Stored items:
################

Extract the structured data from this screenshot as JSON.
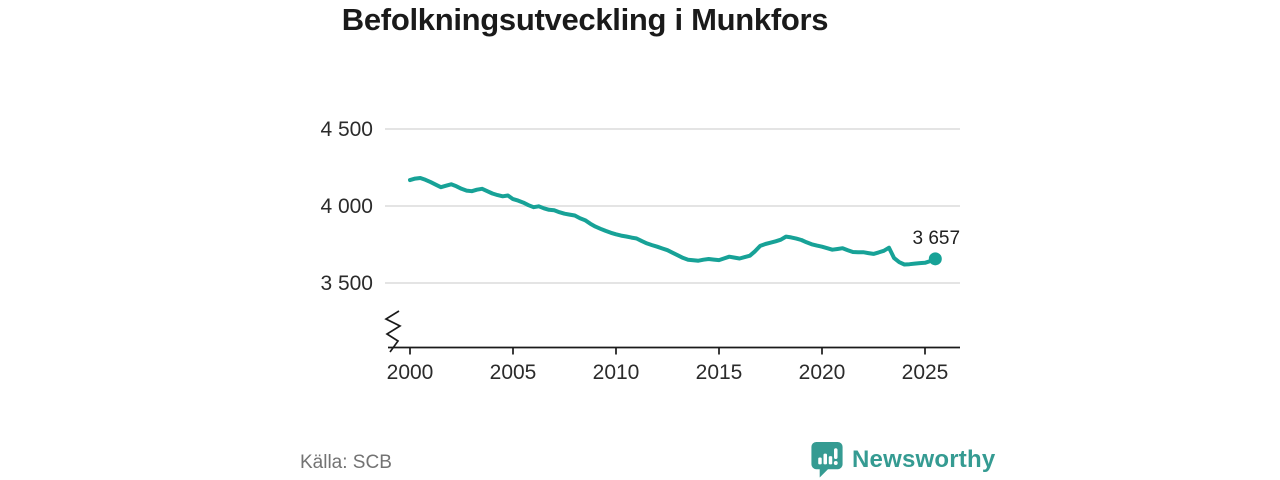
{
  "title": "Befolkningsutveckling i Munkfors",
  "source": "Källa: SCB",
  "branding": {
    "wordmark": "Newsworthy"
  },
  "colors": {
    "line": "#17a297",
    "marker": "#17a297",
    "logo": "#359b92",
    "grid": "#dcdcdc",
    "axis": "#1a1a1a",
    "tick_text": "#2b2b2b",
    "annotation_text": "#1f1f1f",
    "title_text": "#1a1a1a",
    "source_text": "#737373"
  },
  "chart_data": {
    "type": "line",
    "title": "Befolkningsutveckling i Munkfors",
    "xlabel": "",
    "ylabel": "",
    "x_ticks": [
      2000,
      2005,
      2010,
      2015,
      2020,
      2025
    ],
    "y_ticks": [
      4500,
      4000,
      3500
    ],
    "y_tick_labels": [
      "4 500",
      "4 000",
      "3 500"
    ],
    "grid": "horizontal",
    "y_axis_break": true,
    "legend": "none",
    "end_label": "3 657",
    "end_value": 3657,
    "series": [
      {
        "points": [
          [
            2000.0,
            4168
          ],
          [
            2000.25,
            4178
          ],
          [
            2000.5,
            4182
          ],
          [
            2000.75,
            4170
          ],
          [
            2001.0,
            4155
          ],
          [
            2001.25,
            4138
          ],
          [
            2001.5,
            4122
          ],
          [
            2001.75,
            4132
          ],
          [
            2002.0,
            4141
          ],
          [
            2002.25,
            4128
          ],
          [
            2002.5,
            4112
          ],
          [
            2002.75,
            4100
          ],
          [
            2003.0,
            4096
          ],
          [
            2003.25,
            4106
          ],
          [
            2003.5,
            4112
          ],
          [
            2003.75,
            4096
          ],
          [
            2004.0,
            4081
          ],
          [
            2004.25,
            4071
          ],
          [
            2004.5,
            4063
          ],
          [
            2004.75,
            4068
          ],
          [
            2005.0,
            4045
          ],
          [
            2005.25,
            4035
          ],
          [
            2005.5,
            4022
          ],
          [
            2005.75,
            4005
          ],
          [
            2006.0,
            3992
          ],
          [
            2006.25,
            3998
          ],
          [
            2006.5,
            3985
          ],
          [
            2006.75,
            3975
          ],
          [
            2007.0,
            3972
          ],
          [
            2007.25,
            3960
          ],
          [
            2007.5,
            3950
          ],
          [
            2007.75,
            3944
          ],
          [
            2008.0,
            3938
          ],
          [
            2008.25,
            3920
          ],
          [
            2008.5,
            3908
          ],
          [
            2008.75,
            3885
          ],
          [
            2009.0,
            3866
          ],
          [
            2009.25,
            3852
          ],
          [
            2009.5,
            3838
          ],
          [
            2009.75,
            3826
          ],
          [
            2010.0,
            3816
          ],
          [
            2010.25,
            3808
          ],
          [
            2010.5,
            3802
          ],
          [
            2010.75,
            3795
          ],
          [
            2011.0,
            3789
          ],
          [
            2011.25,
            3772
          ],
          [
            2011.5,
            3757
          ],
          [
            2011.75,
            3746
          ],
          [
            2012.0,
            3736
          ],
          [
            2012.25,
            3724
          ],
          [
            2012.5,
            3713
          ],
          [
            2012.75,
            3696
          ],
          [
            2013.0,
            3680
          ],
          [
            2013.25,
            3663
          ],
          [
            2013.5,
            3651
          ],
          [
            2013.75,
            3648
          ],
          [
            2014.0,
            3645
          ],
          [
            2014.25,
            3651
          ],
          [
            2014.5,
            3656
          ],
          [
            2014.75,
            3652
          ],
          [
            2015.0,
            3649
          ],
          [
            2015.25,
            3660
          ],
          [
            2015.5,
            3671
          ],
          [
            2015.75,
            3665
          ],
          [
            2016.0,
            3659
          ],
          [
            2016.25,
            3668
          ],
          [
            2016.5,
            3677
          ],
          [
            2016.75,
            3706
          ],
          [
            2017.0,
            3741
          ],
          [
            2017.25,
            3753
          ],
          [
            2017.5,
            3762
          ],
          [
            2017.75,
            3771
          ],
          [
            2018.0,
            3781
          ],
          [
            2018.25,
            3801
          ],
          [
            2018.5,
            3796
          ],
          [
            2018.75,
            3788
          ],
          [
            2019.0,
            3779
          ],
          [
            2019.25,
            3764
          ],
          [
            2019.5,
            3751
          ],
          [
            2019.75,
            3743
          ],
          [
            2020.0,
            3736
          ],
          [
            2020.25,
            3726
          ],
          [
            2020.5,
            3716
          ],
          [
            2020.75,
            3721
          ],
          [
            2021.0,
            3726
          ],
          [
            2021.25,
            3713
          ],
          [
            2021.5,
            3701
          ],
          [
            2021.75,
            3700
          ],
          [
            2022.0,
            3700
          ],
          [
            2022.25,
            3694
          ],
          [
            2022.5,
            3689
          ],
          [
            2022.75,
            3699
          ],
          [
            2023.0,
            3709
          ],
          [
            2023.25,
            3729
          ],
          [
            2023.5,
            3662
          ],
          [
            2023.75,
            3635
          ],
          [
            2024.0,
            3620
          ],
          [
            2024.25,
            3622
          ],
          [
            2024.5,
            3626
          ],
          [
            2024.75,
            3629
          ],
          [
            2025.0,
            3631
          ],
          [
            2025.25,
            3642
          ],
          [
            2025.5,
            3657
          ]
        ]
      }
    ]
  }
}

################

■ **What is asked**: Retype each record exactly as it stands, but do not include the pictures.

■ **Task response**:
Extract the structured data from this screenshot as JSON.
{
  "title": "Befolkningsutveckling i Munkfors",
  "source": "Källa: SCB",
  "branding": {
    "wordmark": "Newsworthy"
  },
  "colors": {
    "line": "#17a297",
    "marker": "#17a297",
    "logo": "#359b92",
    "grid": "#dcdcdc",
    "axis": "#1a1a1a",
    "tick_text": "#2b2b2b",
    "annotation_text": "#1f1f1f",
    "title_text": "#1a1a1a",
    "source_text": "#737373"
  },
  "chart_data": {
    "type": "line",
    "title": "Befolkningsutveckling i Munkfors",
    "xlabel": "",
    "ylabel": "",
    "x_ticks": [
      2000,
      2005,
      2010,
      2015,
      2020,
      2025
    ],
    "y_ticks": [
      4500,
      4000,
      3500
    ],
    "y_tick_labels": [
      "4 500",
      "4 000",
      "3 500"
    ],
    "grid": "horizontal",
    "y_axis_break": true,
    "legend": "none",
    "end_label": "3 657",
    "end_value": 3657,
    "series": [
      {
        "points": [
          [
            2000.0,
            4168
          ],
          [
            2000.25,
            4178
          ],
          [
            2000.5,
            4182
          ],
          [
            2000.75,
            4170
          ],
          [
            2001.0,
            4155
          ],
          [
            2001.25,
            4138
          ],
          [
            2001.5,
            4122
          ],
          [
            2001.75,
            4132
          ],
          [
            2002.0,
            4141
          ],
          [
            2002.25,
            4128
          ],
          [
            2002.5,
            4112
          ],
          [
            2002.75,
            4100
          ],
          [
            2003.0,
            4096
          ],
          [
            2003.25,
            4106
          ],
          [
            2003.5,
            4112
          ],
          [
            2003.75,
            4096
          ],
          [
            2004.0,
            4081
          ],
          [
            2004.25,
            4071
          ],
          [
            2004.5,
            4063
          ],
          [
            2004.75,
            4068
          ],
          [
            2005.0,
            4045
          ],
          [
            2005.25,
            4035
          ],
          [
            2005.5,
            4022
          ],
          [
            2005.75,
            4005
          ],
          [
            2006.0,
            3992
          ],
          [
            2006.25,
            3998
          ],
          [
            2006.5,
            3985
          ],
          [
            2006.75,
            3975
          ],
          [
            2007.0,
            3972
          ],
          [
            2007.25,
            3960
          ],
          [
            2007.5,
            3950
          ],
          [
            2007.75,
            3944
          ],
          [
            2008.0,
            3938
          ],
          [
            2008.25,
            3920
          ],
          [
            2008.5,
            3908
          ],
          [
            2008.75,
            3885
          ],
          [
            2009.0,
            3866
          ],
          [
            2009.25,
            3852
          ],
          [
            2009.5,
            3838
          ],
          [
            2009.75,
            3826
          ],
          [
            2010.0,
            3816
          ],
          [
            2010.25,
            3808
          ],
          [
            2010.5,
            3802
          ],
          [
            2010.75,
            3795
          ],
          [
            2011.0,
            3789
          ],
          [
            2011.25,
            3772
          ],
          [
            2011.5,
            3757
          ],
          [
            2011.75,
            3746
          ],
          [
            2012.0,
            3736
          ],
          [
            2012.25,
            3724
          ],
          [
            2012.5,
            3713
          ],
          [
            2012.75,
            3696
          ],
          [
            2013.0,
            3680
          ],
          [
            2013.25,
            3663
          ],
          [
            2013.5,
            3651
          ],
          [
            2013.75,
            3648
          ],
          [
            2014.0,
            3645
          ],
          [
            2014.25,
            3651
          ],
          [
            2014.5,
            3656
          ],
          [
            2014.75,
            3652
          ],
          [
            2015.0,
            3649
          ],
          [
            2015.25,
            3660
          ],
          [
            2015.5,
            3671
          ],
          [
            2015.75,
            3665
          ],
          [
            2016.0,
            3659
          ],
          [
            2016.25,
            3668
          ],
          [
            2016.5,
            3677
          ],
          [
            2016.75,
            3706
          ],
          [
            2017.0,
            3741
          ],
          [
            2017.25,
            3753
          ],
          [
            2017.5,
            3762
          ],
          [
            2017.75,
            3771
          ],
          [
            2018.0,
            3781
          ],
          [
            2018.25,
            3801
          ],
          [
            2018.5,
            3796
          ],
          [
            2018.75,
            3788
          ],
          [
            2019.0,
            3779
          ],
          [
            2019.25,
            3764
          ],
          [
            2019.5,
            3751
          ],
          [
            2019.75,
            3743
          ],
          [
            2020.0,
            3736
          ],
          [
            2020.25,
            3726
          ],
          [
            2020.5,
            3716
          ],
          [
            2020.75,
            3721
          ],
          [
            2021.0,
            3726
          ],
          [
            2021.25,
            3713
          ],
          [
            2021.5,
            3701
          ],
          [
            2021.75,
            3700
          ],
          [
            2022.0,
            3700
          ],
          [
            2022.25,
            3694
          ],
          [
            2022.5,
            3689
          ],
          [
            2022.75,
            3699
          ],
          [
            2023.0,
            3709
          ],
          [
            2023.25,
            3729
          ],
          [
            2023.5,
            3662
          ],
          [
            2023.75,
            3635
          ],
          [
            2024.0,
            3620
          ],
          [
            2024.25,
            3622
          ],
          [
            2024.5,
            3626
          ],
          [
            2024.75,
            3629
          ],
          [
            2025.0,
            3631
          ],
          [
            2025.25,
            3642
          ],
          [
            2025.5,
            3657
          ]
        ]
      }
    ]
  }
}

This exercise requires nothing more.